Written task
Copy every one of the lines below word for word, leaving out the pictures.

(A series of lines)
[Start]

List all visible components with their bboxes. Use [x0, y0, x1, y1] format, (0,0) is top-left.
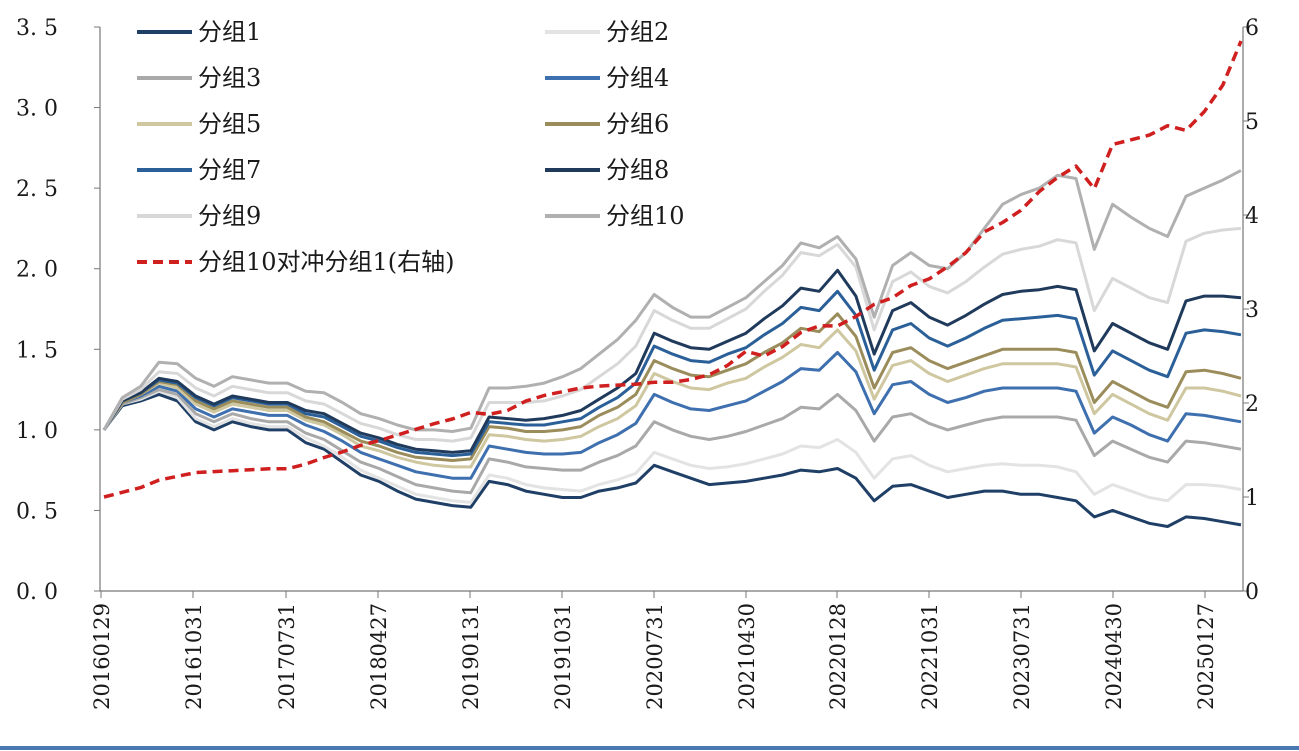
y-tick-label-right: 2 [1245, 392, 1259, 417]
series-line-8 [102, 268, 1242, 454]
y-tick-label-left: 2. 0 [16, 258, 58, 283]
x-tick-label: 20180427 [367, 603, 391, 710]
y-tick-label-right: 1 [1245, 486, 1259, 511]
x-tick-label: 20221031 [918, 603, 942, 710]
series-line-3 [102, 388, 1242, 495]
series-line-10 [102, 169, 1242, 433]
x-tick-label: 20240430 [1102, 603, 1126, 710]
legend-label: 分组5 [198, 110, 261, 138]
x-tick-label: 20191031 [551, 603, 575, 710]
x-tick-label: 20230731 [1010, 603, 1034, 710]
y-tick-label-right: 6 [1245, 16, 1259, 41]
y-tick-label-left: 1. 5 [16, 338, 58, 363]
y-tick-label-left: 3. 5 [16, 16, 58, 41]
series-line-9 [102, 226, 1242, 443]
legend-label: 分组9 [198, 202, 261, 230]
series-line-4 [102, 351, 1242, 480]
legend-label: 分组6 [606, 110, 669, 138]
series-line-6 [102, 312, 1242, 462]
y-tick-label-left: 1. 0 [16, 419, 58, 444]
legend-label: 分组8 [606, 156, 669, 184]
legend-label: 分组1 [198, 18, 261, 46]
legend: 分组1 分组2 分组3 分组4 分组5 分组6 分组7 分组8 分组9 分组10 分组10对冲分组1… [137, 18, 685, 276]
legend-label: 分组3 [198, 64, 261, 92]
x-tick-label: 20190131 [459, 603, 483, 710]
y-tick-label-left: 0. 0 [16, 580, 58, 605]
y-tick-label-left: 0. 5 [16, 499, 58, 524]
legend-label: 分组10 [606, 202, 685, 230]
x-tick-label: 20220128 [826, 603, 850, 710]
y-tick-label-right: 4 [1245, 204, 1259, 229]
x-tick-label: 20200731 [643, 603, 667, 710]
bottom-accent-bar [0, 746, 1299, 750]
x-tick-label: 20250127 [1194, 603, 1218, 710]
series-line-11 [103, 40, 1243, 499]
series-line-7 [102, 289, 1242, 458]
y-tick-label-left: 2. 5 [16, 177, 58, 202]
legend-label: 分组10对冲分组1(右轴) [198, 248, 455, 276]
series-lines [102, 40, 1243, 528]
y-tick-label-right: 3 [1245, 298, 1259, 323]
y-tick-label-left: 3. 0 [16, 97, 58, 122]
x-tick-label: 20160129 [90, 603, 114, 710]
series-line-2 [102, 389, 1242, 504]
x-tick-label: 20161031 [182, 603, 206, 710]
y-tick-label-right: 0 [1245, 580, 1259, 605]
series-line-1 [102, 392, 1242, 528]
legend-label: 分组4 [606, 64, 669, 92]
legend-label: 分组2 [606, 18, 669, 46]
x-tick-label: 20170731 [275, 603, 299, 710]
legend-label: 分组7 [198, 156, 261, 184]
y-tick-label-right: 5 [1245, 110, 1259, 135]
axes: 0. 0 0. 5 1. 0 1. 5 2. 0 2. 5 3. 0 3. 5 0 1 2 3 4 5 6 2… [16, 16, 1259, 710]
x-tick-label: 20210430 [735, 603, 759, 710]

[End]

Task response
List all visible components with their bboxes. Use [x0, y0, x1, y1] format, (0,0) is top-left.
y-tick-label-right: 2 [1245, 392, 1259, 417]
series-line-8 [102, 268, 1242, 454]
y-tick-label-left: 2. 0 [16, 258, 58, 283]
x-tick-label: 20180427 [367, 603, 391, 710]
y-tick-label-right: 1 [1245, 486, 1259, 511]
x-tick-label: 20221031 [918, 603, 942, 710]
series-line-3 [102, 388, 1242, 495]
series-line-10 [102, 169, 1242, 433]
x-tick-label: 20240430 [1102, 603, 1126, 710]
legend-label: 分组5 [198, 110, 261, 138]
x-tick-label: 20191031 [551, 603, 575, 710]
x-tick-label: 20230731 [1010, 603, 1034, 710]
y-tick-label-right: 6 [1245, 16, 1259, 41]
y-tick-label-left: 1. 5 [16, 338, 58, 363]
y-tick-label-left: 3. 5 [16, 16, 58, 41]
series-line-9 [102, 226, 1242, 443]
legend-label: 分组9 [198, 202, 261, 230]
series-line-4 [102, 351, 1242, 480]
legend-label: 分组6 [606, 110, 669, 138]
series-line-6 [102, 312, 1242, 462]
y-tick-label-left: 1. 0 [16, 419, 58, 444]
legend-label: 分组8 [606, 156, 669, 184]
legend-label: 分组1 [198, 18, 261, 46]
legend: 分组1 分组2 分组3 分组4 分组5 分组6 分组7 分组8 分组9 分组10 分组10对冲分组1… [137, 18, 685, 276]
legend-label: 分组3 [198, 64, 261, 92]
x-tick-label: 20190131 [459, 603, 483, 710]
y-tick-label-left: 0. 0 [16, 580, 58, 605]
y-tick-label-left: 0. 5 [16, 499, 58, 524]
legend-label: 分组10 [606, 202, 685, 230]
x-tick-label: 20220128 [826, 603, 850, 710]
y-tick-label-right: 4 [1245, 204, 1259, 229]
x-tick-label: 20200731 [643, 603, 667, 710]
bottom-accent-bar [0, 746, 1299, 750]
x-tick-label: 20250127 [1194, 603, 1218, 710]
series-line-11 [103, 40, 1243, 499]
series-line-7 [102, 289, 1242, 458]
y-tick-label-left: 2. 5 [16, 177, 58, 202]
legend-label: 分组10对冲分组1(右轴) [198, 248, 455, 276]
series-lines [102, 40, 1243, 528]
y-tick-label-right: 3 [1245, 298, 1259, 323]
y-tick-label-left: 3. 0 [16, 97, 58, 122]
x-tick-label: 20160129 [90, 603, 114, 710]
series-line-2 [102, 389, 1242, 504]
x-tick-label: 20161031 [182, 603, 206, 710]
y-tick-label-right: 0 [1245, 580, 1259, 605]
series-line-1 [102, 392, 1242, 528]
legend-label: 分组4 [606, 64, 669, 92]
legend-label: 分组2 [606, 18, 669, 46]
x-tick-label: 20170731 [275, 603, 299, 710]
legend-label: 分组7 [198, 156, 261, 184]
y-tick-label-right: 5 [1245, 110, 1259, 135]
axes: 0. 0 0. 5 1. 0 1. 5 2. 0 2. 5 3. 0 3. 5 0 1 2 3 4 5 6 2… [16, 16, 1259, 710]
x-tick-label: 20210430 [735, 603, 759, 710]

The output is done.